ACTION ITEM:
Could you pick up the troubleshooting article on blank tax fields in CloudSense configurator rules and continue it after its last sentence?

GIVEN TEXT:

Symptom
Tax-related attributes (e.g., Listed Unit Price with Tax, Tax Amount Recurring, Price Per Unit With Tax) are not populated on deliverables and invoices for certain order types (e.g., Cash Pay Orders placed by Customer Service Agents).
When the Product Configuration is manually edited and saved, the tax values populate correctly. However, during automated rule execution (e.g., when an order is initially created), the tax fields remain blank.
The following SOQL query can help diagnose the issue:
SELECT Id, CreatedDate,
CS_Shipment_Schedule__r.CS_Order_Id__c,
CS_Tax_Amount__c,
CS_Total_Tax_Amount__c,
CS_Shipment_Schedule__r.CS_Quantity__c,
CS_Shipment_Schedule__r.CS_Deliverable__r.CS_Tax_Amount_Recurring__c,
CS_Shipment_Schedule__r.CS_Deliverable__r.CS_Price_Per_Unit_With_Tax__c,
CS_Shipment_Schedule__r.CS_Deliverable__r.CS_Tax_Before_Discount__c,
CS_Shipment_Schedule__r.CS_Deliverable__r.Name
FROM CS_Invoice__c
WHERE CS_Shipment_Schedule__r.CS_Deliverable__r.CS_Order_Type__c = 'Cash Pay'
AND CreatedDate = TODAY
ORDER BY CreatedDate DESC
Cause
The issue is caused by an incorrect sequence of actions within a configurator rule. The action that depends on the Tax Percent attribute is being executed before the action that sets the Listed Unit Price Tax Amount attribute.
Since the dependent value has not been calculated yet at the time the tax action runs, the tax fields remain null/blank.
Resolution
Step 1: Identify the affected rule
Navigate to the CloudSense Configurator rules for the affected Product Definition. Identify the rule responsible for calculating tax-related attributes (e.g., Rule 339 or the equivalent in your configuration).

Recorded data
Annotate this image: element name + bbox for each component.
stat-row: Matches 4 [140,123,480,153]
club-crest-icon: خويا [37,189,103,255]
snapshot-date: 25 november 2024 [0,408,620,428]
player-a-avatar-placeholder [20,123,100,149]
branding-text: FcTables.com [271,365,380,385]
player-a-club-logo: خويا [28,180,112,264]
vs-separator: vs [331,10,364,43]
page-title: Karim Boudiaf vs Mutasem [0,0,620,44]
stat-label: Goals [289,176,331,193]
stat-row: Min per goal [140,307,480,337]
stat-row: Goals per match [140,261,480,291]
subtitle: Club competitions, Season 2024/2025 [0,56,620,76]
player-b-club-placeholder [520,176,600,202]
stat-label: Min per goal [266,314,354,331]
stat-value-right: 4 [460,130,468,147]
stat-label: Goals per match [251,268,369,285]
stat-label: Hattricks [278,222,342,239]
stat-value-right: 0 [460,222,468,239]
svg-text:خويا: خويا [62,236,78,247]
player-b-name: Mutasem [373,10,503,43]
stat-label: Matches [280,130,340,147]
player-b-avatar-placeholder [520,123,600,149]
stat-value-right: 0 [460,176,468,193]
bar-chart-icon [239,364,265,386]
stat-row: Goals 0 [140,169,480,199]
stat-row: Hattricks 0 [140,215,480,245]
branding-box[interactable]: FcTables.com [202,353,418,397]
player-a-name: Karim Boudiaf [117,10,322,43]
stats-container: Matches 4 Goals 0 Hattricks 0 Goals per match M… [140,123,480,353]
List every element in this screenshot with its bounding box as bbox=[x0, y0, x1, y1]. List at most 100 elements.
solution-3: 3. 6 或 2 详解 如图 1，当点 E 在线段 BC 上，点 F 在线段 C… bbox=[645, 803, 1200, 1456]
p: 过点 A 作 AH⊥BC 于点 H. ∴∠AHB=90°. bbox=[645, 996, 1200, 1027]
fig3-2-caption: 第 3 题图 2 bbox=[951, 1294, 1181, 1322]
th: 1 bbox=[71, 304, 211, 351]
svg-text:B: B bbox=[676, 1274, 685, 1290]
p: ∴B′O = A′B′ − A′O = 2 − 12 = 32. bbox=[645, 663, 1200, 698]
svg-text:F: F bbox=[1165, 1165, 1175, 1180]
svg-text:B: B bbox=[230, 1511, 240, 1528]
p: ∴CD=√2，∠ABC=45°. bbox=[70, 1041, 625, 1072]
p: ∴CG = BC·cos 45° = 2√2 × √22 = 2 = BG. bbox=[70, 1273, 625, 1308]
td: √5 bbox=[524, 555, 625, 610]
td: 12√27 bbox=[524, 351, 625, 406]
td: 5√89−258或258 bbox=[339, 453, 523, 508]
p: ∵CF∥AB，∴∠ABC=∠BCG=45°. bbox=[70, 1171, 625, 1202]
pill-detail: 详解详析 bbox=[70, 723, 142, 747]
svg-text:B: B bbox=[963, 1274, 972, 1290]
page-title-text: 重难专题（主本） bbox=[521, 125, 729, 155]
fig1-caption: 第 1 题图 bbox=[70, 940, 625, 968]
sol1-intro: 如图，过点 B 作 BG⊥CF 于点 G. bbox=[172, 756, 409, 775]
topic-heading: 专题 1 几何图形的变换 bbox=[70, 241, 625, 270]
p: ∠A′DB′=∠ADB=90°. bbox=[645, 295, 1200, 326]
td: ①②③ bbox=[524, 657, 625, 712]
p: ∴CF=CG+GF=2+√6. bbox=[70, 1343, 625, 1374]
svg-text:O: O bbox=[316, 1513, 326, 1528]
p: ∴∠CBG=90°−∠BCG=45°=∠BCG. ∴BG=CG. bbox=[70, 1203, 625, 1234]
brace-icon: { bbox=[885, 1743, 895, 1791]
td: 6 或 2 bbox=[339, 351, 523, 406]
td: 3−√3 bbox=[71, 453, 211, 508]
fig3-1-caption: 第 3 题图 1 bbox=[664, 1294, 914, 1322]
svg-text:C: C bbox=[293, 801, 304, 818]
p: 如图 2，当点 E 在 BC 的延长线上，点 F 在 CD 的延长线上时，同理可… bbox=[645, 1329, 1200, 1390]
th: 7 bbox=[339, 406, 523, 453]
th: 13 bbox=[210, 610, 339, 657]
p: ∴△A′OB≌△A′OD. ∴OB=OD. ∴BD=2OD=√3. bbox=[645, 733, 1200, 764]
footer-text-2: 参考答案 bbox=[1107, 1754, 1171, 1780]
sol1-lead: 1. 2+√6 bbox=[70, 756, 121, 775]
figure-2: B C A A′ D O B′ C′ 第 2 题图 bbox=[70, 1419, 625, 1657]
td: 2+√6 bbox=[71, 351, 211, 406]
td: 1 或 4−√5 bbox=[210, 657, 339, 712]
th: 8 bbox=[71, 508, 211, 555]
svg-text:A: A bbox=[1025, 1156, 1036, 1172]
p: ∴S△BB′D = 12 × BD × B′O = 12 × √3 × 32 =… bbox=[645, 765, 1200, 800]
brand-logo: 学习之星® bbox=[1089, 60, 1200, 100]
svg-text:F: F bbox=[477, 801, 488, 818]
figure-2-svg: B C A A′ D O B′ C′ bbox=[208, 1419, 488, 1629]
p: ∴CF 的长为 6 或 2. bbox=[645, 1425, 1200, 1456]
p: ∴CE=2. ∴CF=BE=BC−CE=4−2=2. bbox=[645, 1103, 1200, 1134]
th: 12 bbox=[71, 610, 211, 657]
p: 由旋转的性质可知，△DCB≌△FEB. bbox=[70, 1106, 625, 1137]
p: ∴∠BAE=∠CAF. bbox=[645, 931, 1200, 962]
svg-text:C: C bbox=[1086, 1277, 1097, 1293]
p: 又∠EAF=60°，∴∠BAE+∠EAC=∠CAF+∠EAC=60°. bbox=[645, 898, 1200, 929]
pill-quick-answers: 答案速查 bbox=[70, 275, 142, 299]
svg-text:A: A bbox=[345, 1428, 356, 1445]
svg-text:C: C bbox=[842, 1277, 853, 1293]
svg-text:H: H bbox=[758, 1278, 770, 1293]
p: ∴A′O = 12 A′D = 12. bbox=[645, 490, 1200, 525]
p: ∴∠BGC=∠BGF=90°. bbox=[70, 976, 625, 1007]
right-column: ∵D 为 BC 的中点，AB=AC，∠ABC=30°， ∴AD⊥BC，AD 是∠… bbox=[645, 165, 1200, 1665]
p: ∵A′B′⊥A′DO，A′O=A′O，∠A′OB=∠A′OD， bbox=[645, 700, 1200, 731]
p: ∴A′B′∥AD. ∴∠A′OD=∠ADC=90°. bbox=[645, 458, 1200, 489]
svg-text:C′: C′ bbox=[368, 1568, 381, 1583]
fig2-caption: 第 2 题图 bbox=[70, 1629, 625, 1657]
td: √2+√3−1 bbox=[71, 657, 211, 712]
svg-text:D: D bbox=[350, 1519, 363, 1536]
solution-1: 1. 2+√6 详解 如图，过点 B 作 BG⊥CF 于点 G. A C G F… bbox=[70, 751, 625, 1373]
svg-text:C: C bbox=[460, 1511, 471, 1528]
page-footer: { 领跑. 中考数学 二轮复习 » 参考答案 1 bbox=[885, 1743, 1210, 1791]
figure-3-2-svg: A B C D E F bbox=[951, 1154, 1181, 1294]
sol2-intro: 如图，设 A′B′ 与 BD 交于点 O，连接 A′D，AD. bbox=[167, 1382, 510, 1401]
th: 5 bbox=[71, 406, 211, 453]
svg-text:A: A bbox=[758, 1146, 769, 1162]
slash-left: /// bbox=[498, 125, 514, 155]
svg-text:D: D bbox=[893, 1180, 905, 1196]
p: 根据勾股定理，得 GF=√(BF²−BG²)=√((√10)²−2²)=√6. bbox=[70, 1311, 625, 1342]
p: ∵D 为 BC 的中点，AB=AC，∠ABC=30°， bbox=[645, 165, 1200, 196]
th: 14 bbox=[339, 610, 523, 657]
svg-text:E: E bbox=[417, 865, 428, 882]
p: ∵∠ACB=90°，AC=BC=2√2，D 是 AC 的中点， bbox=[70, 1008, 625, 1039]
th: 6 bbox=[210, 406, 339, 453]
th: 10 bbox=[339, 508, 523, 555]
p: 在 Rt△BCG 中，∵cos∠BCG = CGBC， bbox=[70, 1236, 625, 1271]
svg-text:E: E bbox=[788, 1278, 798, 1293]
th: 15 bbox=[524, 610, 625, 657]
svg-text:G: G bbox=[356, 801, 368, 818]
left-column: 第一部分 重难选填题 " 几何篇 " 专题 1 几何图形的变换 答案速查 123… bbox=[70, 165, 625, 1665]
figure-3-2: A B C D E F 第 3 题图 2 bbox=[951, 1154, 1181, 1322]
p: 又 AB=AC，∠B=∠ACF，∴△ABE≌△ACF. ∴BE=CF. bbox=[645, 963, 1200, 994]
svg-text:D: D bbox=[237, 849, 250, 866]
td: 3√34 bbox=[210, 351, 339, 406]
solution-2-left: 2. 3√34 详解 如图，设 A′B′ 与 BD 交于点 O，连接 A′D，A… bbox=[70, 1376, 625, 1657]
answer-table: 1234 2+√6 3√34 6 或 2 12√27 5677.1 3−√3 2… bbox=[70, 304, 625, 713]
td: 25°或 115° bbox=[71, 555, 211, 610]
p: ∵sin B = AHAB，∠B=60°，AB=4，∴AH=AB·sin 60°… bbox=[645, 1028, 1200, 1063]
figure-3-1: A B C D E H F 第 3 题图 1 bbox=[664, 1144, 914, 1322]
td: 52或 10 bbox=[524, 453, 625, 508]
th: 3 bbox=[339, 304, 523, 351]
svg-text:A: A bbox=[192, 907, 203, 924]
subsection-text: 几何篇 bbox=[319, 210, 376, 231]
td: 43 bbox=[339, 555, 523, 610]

ANSWER TO THIS EXERCISE:
Step 2: Review the action sequence
Open the rule and examine the order of actions. Look for:
- An action that sets the Listed Unit Price Tax Amount or Tax Percent attribute
- An action that reads or depends on the Tax Percent to calculate other values (e.g., Price Per Unit With Tax, Tax Amount Recurring)
Verify whether the dependent action appears before the source action in the execution order.
Step 3: Correct the action sequence
Reorder the actions so that:
1. The action setting the base tax attribute (e.g., Listed Unit Price Tax Amount) executes first
2. The action(s) that depend on the tax value execute after
Save the rule changes.
Step 4: Recompile the Product Definition
After modifying the rule, recompile the Product Definition using the "Compile Online Rules & UI" button to ensure the updated rule sequence takes effect.
Step 5: Verify the fix
Create a new test order of the affected type and confirm that:
- Tax attributes are correctly populated on the Product Configuration
- Deliverables show the expected tax values
- Invoices reflect the correct tax amounts
Why This Happens
Configurator rules are defined as cscfga__Configuration_Rule__c records with child cscfga__Rule_Action__c records. The execution order is determined by the cscfga__Sequence__c field on each Rule Action -- when actions have interdependencies (e.g., Tax Percent must be calculated before Price Per Unit With Tax), the sequence numbers must reflect this ordering.
Key distinction: During automated rule execution, each action runs exactly once in sequence order. Manual edits in the UI trigger a full recalculation cycle, which is why editing and saving the configuration appears to "fix" the values even when the action sequence is wrong. This explains the symptom where values populate correctly on manual save but not during initial automated processing.
After correcting the action sequence, the "Compile Online Rules & UI" button regenerates the compiled rule artifacts so the Configurator Service picks up the corrected ordering.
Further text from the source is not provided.